_Data excerpts:_
⟨
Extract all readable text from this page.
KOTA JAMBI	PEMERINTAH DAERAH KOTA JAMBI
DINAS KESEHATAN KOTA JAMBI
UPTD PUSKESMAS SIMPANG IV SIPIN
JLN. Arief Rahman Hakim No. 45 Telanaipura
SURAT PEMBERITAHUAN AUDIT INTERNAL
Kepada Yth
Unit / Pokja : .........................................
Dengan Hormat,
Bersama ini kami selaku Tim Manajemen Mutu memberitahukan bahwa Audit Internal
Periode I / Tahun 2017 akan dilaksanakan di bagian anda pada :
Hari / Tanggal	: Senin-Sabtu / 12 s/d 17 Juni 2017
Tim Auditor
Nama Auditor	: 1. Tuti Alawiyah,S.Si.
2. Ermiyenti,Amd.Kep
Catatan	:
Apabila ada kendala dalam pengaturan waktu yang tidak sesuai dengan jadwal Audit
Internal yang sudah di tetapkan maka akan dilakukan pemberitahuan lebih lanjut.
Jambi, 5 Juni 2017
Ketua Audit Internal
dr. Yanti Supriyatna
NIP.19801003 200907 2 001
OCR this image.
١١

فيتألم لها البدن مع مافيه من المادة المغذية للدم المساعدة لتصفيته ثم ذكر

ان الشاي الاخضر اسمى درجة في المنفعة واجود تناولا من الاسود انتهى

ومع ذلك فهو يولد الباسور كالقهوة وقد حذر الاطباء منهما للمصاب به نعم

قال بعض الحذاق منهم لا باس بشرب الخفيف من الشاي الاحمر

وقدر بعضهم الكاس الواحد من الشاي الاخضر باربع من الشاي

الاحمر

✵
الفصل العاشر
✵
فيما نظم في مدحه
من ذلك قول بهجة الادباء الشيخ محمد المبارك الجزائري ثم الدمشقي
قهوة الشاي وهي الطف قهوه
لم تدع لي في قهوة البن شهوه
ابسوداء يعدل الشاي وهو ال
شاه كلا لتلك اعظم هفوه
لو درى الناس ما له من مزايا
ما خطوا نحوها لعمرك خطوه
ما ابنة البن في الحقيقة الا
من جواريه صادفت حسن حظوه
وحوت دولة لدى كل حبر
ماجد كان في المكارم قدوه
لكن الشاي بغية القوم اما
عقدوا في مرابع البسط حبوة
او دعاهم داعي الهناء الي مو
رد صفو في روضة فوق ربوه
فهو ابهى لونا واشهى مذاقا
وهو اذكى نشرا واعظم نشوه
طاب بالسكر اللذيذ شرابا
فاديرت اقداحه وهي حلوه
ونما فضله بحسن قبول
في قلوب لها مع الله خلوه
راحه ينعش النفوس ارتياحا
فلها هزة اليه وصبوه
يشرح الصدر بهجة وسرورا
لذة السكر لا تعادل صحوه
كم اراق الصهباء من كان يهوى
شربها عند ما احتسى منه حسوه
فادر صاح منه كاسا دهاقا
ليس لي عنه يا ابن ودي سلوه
⟩
_Exercise brief:_
Quote the entire listing above exactly.

_Response below:_
Extract all readable text from this page.
KOTA JAMBI	PEMERINTAH DAERAH KOTA JAMBI
DINAS KESEHATAN KOTA JAMBI
UPTD PUSKESMAS SIMPANG IV SIPIN
JLN. Arief Rahman Hakim No. 45 Telanaipura
SURAT PEMBERITAHUAN AUDIT INTERNAL
Kepada Yth
Unit / Pokja : .........................................
Dengan Hormat,
Bersama ini kami selaku Tim Manajemen Mutu memberitahukan bahwa Audit Internal
Periode I / Tahun 2017 akan dilaksanakan di bagian anda pada :
Hari / Tanggal	: Senin-Sabtu / 12 s/d 17 Juni 2017
Tim Auditor
Nama Auditor	: 1. Tuti Alawiyah,S.Si.
2. Ermiyenti,Amd.Kep
Catatan	:
Apabila ada kendala dalam pengaturan waktu yang tidak sesuai dengan jadwal Audit
Internal yang sudah di tetapkan maka akan dilakukan pemberitahuan lebih lanjut.
Jambi, 5 Juni 2017
Ketua Audit Internal
dr. Yanti Supriyatna
NIP.19801003 200907 2 001
OCR this image.
١١

فيتألم لها البدن مع مافيه من المادة المغذية للدم المساعدة لتصفيته ثم ذكر

ان الشاي الاخضر اسمى درجة في المنفعة واجود تناولا من الاسود انتهى

ومع ذلك فهو يولد الباسور كالقهوة وقد حذر الاطباء منهما للمصاب به نعم

قال بعض الحذاق منهم لا باس بشرب الخفيف من الشاي الاحمر

وقدر بعضهم الكاس الواحد من الشاي الاخضر باربع من الشاي

الاحمر

✵
الفصل العاشر
✵
فيما نظم في مدحه
من ذلك قول بهجة الادباء الشيخ محمد المبارك الجزائري ثم الدمشقي
قهوة الشاي وهي الطف قهوه
لم تدع لي في قهوة البن شهوه
ابسوداء يعدل الشاي وهو ال
شاه كلا لتلك اعظم هفوه
لو درى الناس ما له من مزايا
ما خطوا نحوها لعمرك خطوه
ما ابنة البن في الحقيقة الا
من جواريه صادفت حسن حظوه
وحوت دولة لدى كل حبر
ماجد كان في المكارم قدوه
لكن الشاي بغية القوم اما
عقدوا في مرابع البسط حبوة
او دعاهم داعي الهناء الي مو
رد صفو في روضة فوق ربوه
فهو ابهى لونا واشهى مذاقا
وهو اذكى نشرا واعظم نشوه
طاب بالسكر اللذيذ شرابا
فاديرت اقداحه وهي حلوه
ونما فضله بحسن قبول
في قلوب لها مع الله خلوه
راحه ينعش النفوس ارتياحا
فلها هزة اليه وصبوه
يشرح الصدر بهجة وسرورا
لذة السكر لا تعادل صحوه
كم اراق الصهباء من كان يهوى
شربها عند ما احتسى منه حسوه
فادر صاح منه كاسا دهاقا
ليس لي عنه يا ابن ودي سلوه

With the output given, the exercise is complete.